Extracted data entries
- - -
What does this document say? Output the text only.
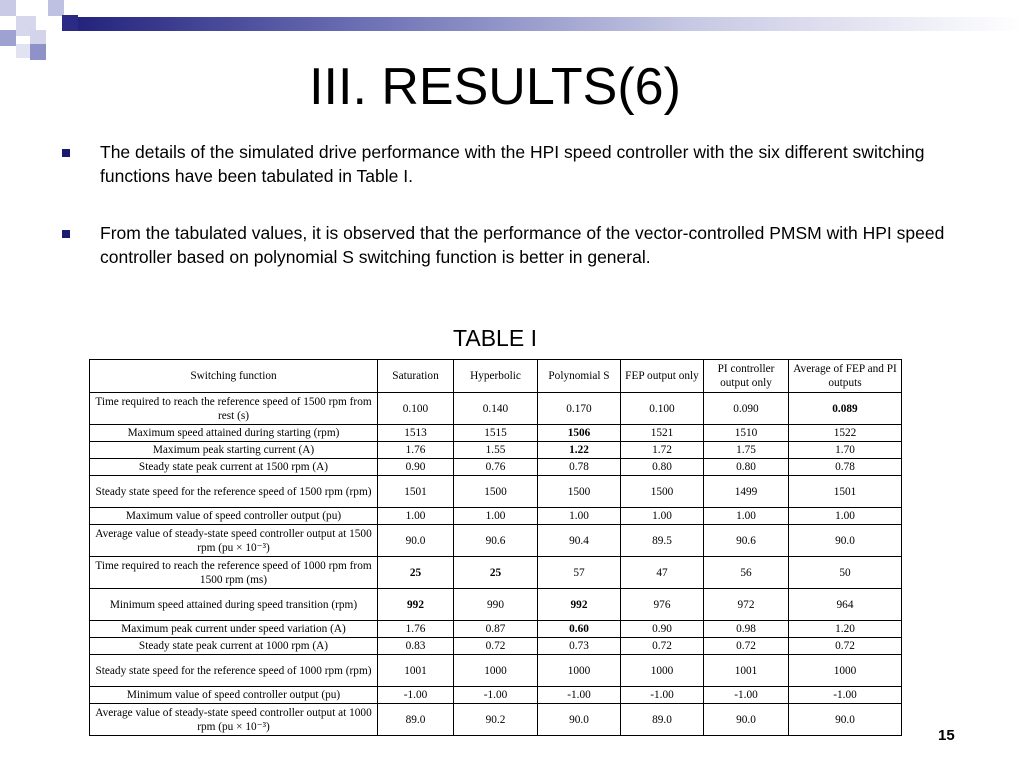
III. RESULTS(6)
The details of the simulated drive performance with the HPI speed controller with the six different switching functions have been tabulated in Table I.
From the tabulated values, it is observed that the performance of the vector-controlled PMSM with HPI speed controller based on polynomial S switching function is better in general.
TABLE I
Switching function	Saturation	Hyperbolic	Polynomial S	FEP output only	PI controller output only	Average of FEP and PI outputs
Time required to reach the reference speed of 1500 rpm from rest (s)	0.100	0.140	0.170	0.100	0.090	0.089
Maximum speed attained during starting (rpm)	1513	1515	1506	1521	1510	1522
Maximum peak starting current (A)	1.76	1.55	1.22	1.72	1.75	1.70
Steady state peak current at 1500 rpm (A)	0.90	0.76	0.78	0.80	0.80	0.78
Steady state speed for the reference speed of 1500 rpm (rpm)	1501	1500	1500	1500	1499	1501
Maximum value of speed controller output (pu)	1.00	1.00	1.00	1.00	1.00	1.00
Average value of steady-state speed controller output at 1500 rpm (pu × 10⁻³)	90.0	90.6	90.4	89.5	90.6	90.0
Time required to reach the reference speed of 1000 rpm from 1500 rpm (ms)	25	25	57	47	56	50
Minimum speed attained during speed transition (rpm)	992	990	992	976	972	964
Maximum peak current under speed variation (A)	1.76	0.87	0.60	0.90	0.98	1.20
Steady state peak current at 1000 rpm (A)	0.83	0.72	0.73	0.72	0.72	0.72
Steady state speed for the reference speed of 1000 rpm (rpm)	1001	1000	1000	1000	1001	1000
Minimum value of speed controller output (pu)	-1.00	-1.00	-1.00	-1.00	-1.00	-1.00
Average value of steady-state speed controller output at 1000 rpm (pu × 10⁻³)	89.0	90.2	90.0	89.0	90.0	90.0
15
- - -
## Written exercise
Report the number of lines that include the string "peak"; return nothing but the count.

## Result below
4